Find the string "title" in the data, then copy every line where it is found.

..............................

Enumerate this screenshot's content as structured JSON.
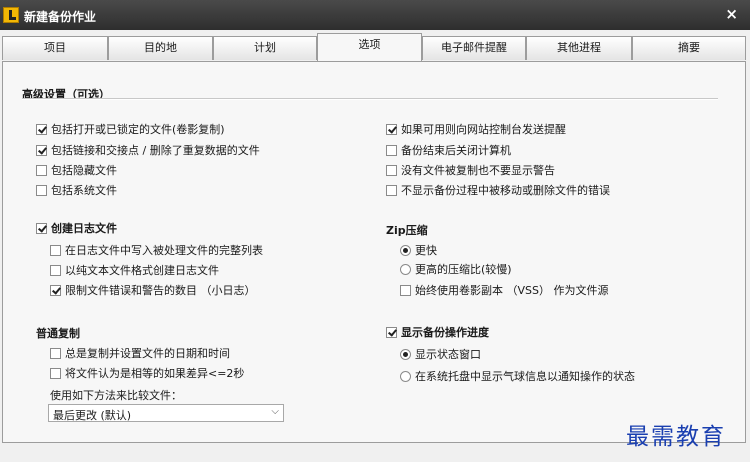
{
  "window": {
    "title": "新建备份作业",
    "close_glyph": "×"
  },
  "tabs": [
    {
      "label": "项目",
      "active": false
    },
    {
      "label": "目的地",
      "active": false
    },
    {
      "label": "计划",
      "active": false
    },
    {
      "label": "选项",
      "active": true
    },
    {
      "label": "电子邮件提醒",
      "active": false
    },
    {
      "label": "其他进程",
      "active": false
    },
    {
      "label": "摘要",
      "active": false
    }
  ],
  "advanced": {
    "title": "高级设置（可选）",
    "left": [
      {
        "label": "包括打开或已锁定的文件(卷影复制)",
        "checked": true
      },
      {
        "label": "包括链接和交接点 / 删除了重复数据的文件",
        "checked": true
      },
      {
        "label": "包括隐藏文件",
        "checked": false
      },
      {
        "label": "包括系统文件",
        "checked": false
      }
    ],
    "right": [
      {
        "label": "如果可用则向网站控制台发送提醒",
        "checked": true
      },
      {
        "label": "备份结束后关闭计算机",
        "checked": false
      },
      {
        "label": "没有文件被复制也不要显示警告",
        "checked": false
      },
      {
        "label": "不显示备份过程中被移动或删除文件的错误",
        "checked": false
      }
    ]
  },
  "log": {
    "label": "创建日志文件",
    "checked": true,
    "items": [
      {
        "label": "在日志文件中写入被处理文件的完整列表",
        "checked": false
      },
      {
        "label": "以纯文本文件格式创建日志文件",
        "checked": false
      },
      {
        "label": "限制文件错误和警告的数目 （小日志）",
        "checked": true
      }
    ]
  },
  "zip": {
    "title": "Zip压缩",
    "options": [
      {
        "label": "更快",
        "selected": true
      },
      {
        "label": "更高的压缩比(较慢)",
        "selected": false
      }
    ],
    "vss": {
      "label": "始终使用卷影副本 （VSS） 作为文件源",
      "checked": false
    }
  },
  "normal_copy": {
    "title": "普通复制",
    "items": [
      {
        "label": "总是复制并设置文件的日期和时间",
        "checked": false
      },
      {
        "label": "将文件认为是相等的如果差异<=2秒",
        "checked": false
      }
    ],
    "compare_label": "使用如下方法来比较文件：",
    "compare_value": "最后更改 (默认)"
  },
  "progress": {
    "label": "显示备份操作进度",
    "checked": true,
    "options": [
      {
        "label": "显示状态窗口",
        "selected": true
      },
      {
        "label": "在系统托盘中显示气球信息以通知操作的状态",
        "selected": false
      }
    ]
  },
  "watermark": "最需教育"
}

..............................

### SOLUTION
    "title": "新建备份作业",
    "title": "高级设置（可选）",
    "title": "Zip压缩",
    "title": "普通复制",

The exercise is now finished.